▶ [EXCERPT PROVIDED]
################
Keywords: Addiction; Alcoholism; Anxiety; Dark side; Epigenetics; Gene expression.

Figure 1. The epigenetic allostasis model of the dark side of alcohol addiction

The epigenome is dynamically altered by acute alcohol, chronic alcohol, and alcohol withdrawal in the amygdala and is crucial for the progression from casual use to addiction. Acute alcohol exposure opens the chromatin by inhibiting histone deacetylases (HDACs), thereby increasing histone acetylation around crucial synaptic plasticity-related genes such as brain-derived neurotrohic factor (Bdnf), activity regulated cytoskeleton-associated protein (Arc), and neuropeptide Y (Npy) in the amygdala, leading to anxiolysis. However, these biological parameters normalize (=) with continued alcohol exposure. During ethanol withdrawal, HDAC activity is increased leading to condensed chromatin structure and decreased expression of these genes as well as dendritic spine density. As the amygdala controls negative affective states, amygdalar chromatin conformation is critical for the development of anxiety seen in ethanol-withdrawn animals. Additionally, the condensed chromatin state is associated with greater ethanol preference and self-administration, ostensibly to relieve the negative affective states experienced. This switch from consuming alcohol for its pro-social, anxiolytic effects to drinking as a means to relieve negative affective states is critical to the addiction cycle and is reflected in the underlying epigenome of the amygdala ( Krishnan et al., 2014; Pandey et al., 2008a, b; Sakharkar et al., 2012; You et al., 2014).
################
▶ [SUPPLIED DATA]
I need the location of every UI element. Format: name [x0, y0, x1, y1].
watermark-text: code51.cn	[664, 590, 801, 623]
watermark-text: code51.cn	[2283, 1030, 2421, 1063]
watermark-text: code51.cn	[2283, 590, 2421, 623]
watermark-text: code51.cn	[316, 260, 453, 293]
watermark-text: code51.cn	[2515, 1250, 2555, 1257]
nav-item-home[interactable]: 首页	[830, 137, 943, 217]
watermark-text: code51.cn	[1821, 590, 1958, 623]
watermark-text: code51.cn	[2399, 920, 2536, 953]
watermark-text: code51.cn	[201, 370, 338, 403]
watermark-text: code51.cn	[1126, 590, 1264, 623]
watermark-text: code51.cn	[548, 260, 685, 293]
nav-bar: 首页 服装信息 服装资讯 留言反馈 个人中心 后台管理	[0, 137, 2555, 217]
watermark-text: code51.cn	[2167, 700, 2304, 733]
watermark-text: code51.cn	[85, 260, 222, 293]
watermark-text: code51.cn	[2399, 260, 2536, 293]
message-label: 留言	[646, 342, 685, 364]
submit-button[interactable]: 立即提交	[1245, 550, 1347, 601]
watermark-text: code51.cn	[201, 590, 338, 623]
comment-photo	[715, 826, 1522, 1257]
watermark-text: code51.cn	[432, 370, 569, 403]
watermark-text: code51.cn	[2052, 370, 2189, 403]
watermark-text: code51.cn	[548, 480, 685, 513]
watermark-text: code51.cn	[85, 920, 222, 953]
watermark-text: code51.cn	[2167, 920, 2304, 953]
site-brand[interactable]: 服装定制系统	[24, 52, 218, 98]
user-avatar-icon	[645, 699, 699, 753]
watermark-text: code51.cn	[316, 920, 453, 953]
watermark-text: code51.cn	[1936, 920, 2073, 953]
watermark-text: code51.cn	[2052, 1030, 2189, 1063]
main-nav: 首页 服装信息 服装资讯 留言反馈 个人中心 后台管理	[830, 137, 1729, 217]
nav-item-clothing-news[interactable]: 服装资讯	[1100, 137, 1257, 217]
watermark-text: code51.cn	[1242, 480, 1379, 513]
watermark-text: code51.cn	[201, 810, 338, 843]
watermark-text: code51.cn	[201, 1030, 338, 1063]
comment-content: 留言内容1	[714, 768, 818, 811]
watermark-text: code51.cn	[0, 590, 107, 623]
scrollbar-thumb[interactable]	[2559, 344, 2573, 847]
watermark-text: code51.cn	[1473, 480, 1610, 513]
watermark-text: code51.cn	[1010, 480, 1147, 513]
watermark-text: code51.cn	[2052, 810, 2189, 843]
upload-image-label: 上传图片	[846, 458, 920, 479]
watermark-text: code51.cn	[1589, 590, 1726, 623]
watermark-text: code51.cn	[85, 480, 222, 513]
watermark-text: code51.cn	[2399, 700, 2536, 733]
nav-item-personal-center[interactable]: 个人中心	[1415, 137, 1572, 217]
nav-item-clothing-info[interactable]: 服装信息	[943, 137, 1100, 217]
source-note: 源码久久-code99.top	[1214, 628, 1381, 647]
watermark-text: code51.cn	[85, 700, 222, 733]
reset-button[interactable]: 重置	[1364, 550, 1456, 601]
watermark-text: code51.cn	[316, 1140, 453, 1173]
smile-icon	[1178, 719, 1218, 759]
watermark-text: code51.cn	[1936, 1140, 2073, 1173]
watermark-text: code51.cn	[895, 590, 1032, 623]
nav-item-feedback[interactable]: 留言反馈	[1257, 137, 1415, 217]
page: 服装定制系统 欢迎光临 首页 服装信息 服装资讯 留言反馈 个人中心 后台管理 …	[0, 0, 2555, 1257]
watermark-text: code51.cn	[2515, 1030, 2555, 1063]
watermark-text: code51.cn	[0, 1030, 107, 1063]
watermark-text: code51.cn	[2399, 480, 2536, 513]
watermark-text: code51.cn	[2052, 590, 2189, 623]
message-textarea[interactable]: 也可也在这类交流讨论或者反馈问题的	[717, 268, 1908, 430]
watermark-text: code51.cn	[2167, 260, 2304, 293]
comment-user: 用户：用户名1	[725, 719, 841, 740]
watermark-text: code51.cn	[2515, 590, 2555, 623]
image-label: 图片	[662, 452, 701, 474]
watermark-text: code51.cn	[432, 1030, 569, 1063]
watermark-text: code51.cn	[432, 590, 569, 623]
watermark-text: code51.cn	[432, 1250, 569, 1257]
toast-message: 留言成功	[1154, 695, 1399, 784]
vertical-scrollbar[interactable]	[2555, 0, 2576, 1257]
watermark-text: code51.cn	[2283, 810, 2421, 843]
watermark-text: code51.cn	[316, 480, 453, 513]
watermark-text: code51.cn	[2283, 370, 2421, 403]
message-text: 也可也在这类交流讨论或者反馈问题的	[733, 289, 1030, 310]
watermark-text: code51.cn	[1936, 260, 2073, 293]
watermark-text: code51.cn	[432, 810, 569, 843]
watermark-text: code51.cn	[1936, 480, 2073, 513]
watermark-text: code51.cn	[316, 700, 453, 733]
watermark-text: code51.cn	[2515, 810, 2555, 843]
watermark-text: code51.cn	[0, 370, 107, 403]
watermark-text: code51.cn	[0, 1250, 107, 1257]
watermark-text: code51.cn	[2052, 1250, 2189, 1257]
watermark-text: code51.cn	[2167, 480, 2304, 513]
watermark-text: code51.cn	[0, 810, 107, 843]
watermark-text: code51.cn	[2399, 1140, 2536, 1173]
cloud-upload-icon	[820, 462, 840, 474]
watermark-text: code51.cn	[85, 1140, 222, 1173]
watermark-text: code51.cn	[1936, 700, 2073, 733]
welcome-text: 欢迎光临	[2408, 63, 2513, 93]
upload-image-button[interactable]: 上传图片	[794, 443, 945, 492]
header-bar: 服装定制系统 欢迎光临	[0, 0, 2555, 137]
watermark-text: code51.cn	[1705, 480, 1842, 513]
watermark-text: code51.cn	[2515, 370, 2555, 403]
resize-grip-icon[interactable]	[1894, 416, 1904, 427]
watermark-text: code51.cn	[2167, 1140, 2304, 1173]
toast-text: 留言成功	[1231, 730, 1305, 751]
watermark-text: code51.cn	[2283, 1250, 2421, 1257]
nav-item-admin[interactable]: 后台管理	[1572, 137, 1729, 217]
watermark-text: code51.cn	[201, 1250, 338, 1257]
################
▶ [EXERCISE INSTRUCTIONS] In the excerpt on alcohol addiction and the amygdala, what happens to HDAC activity during ethanol withdrawal?

▶ [TASK RESPONSE] It increases, leading to a condensed chromatin structure.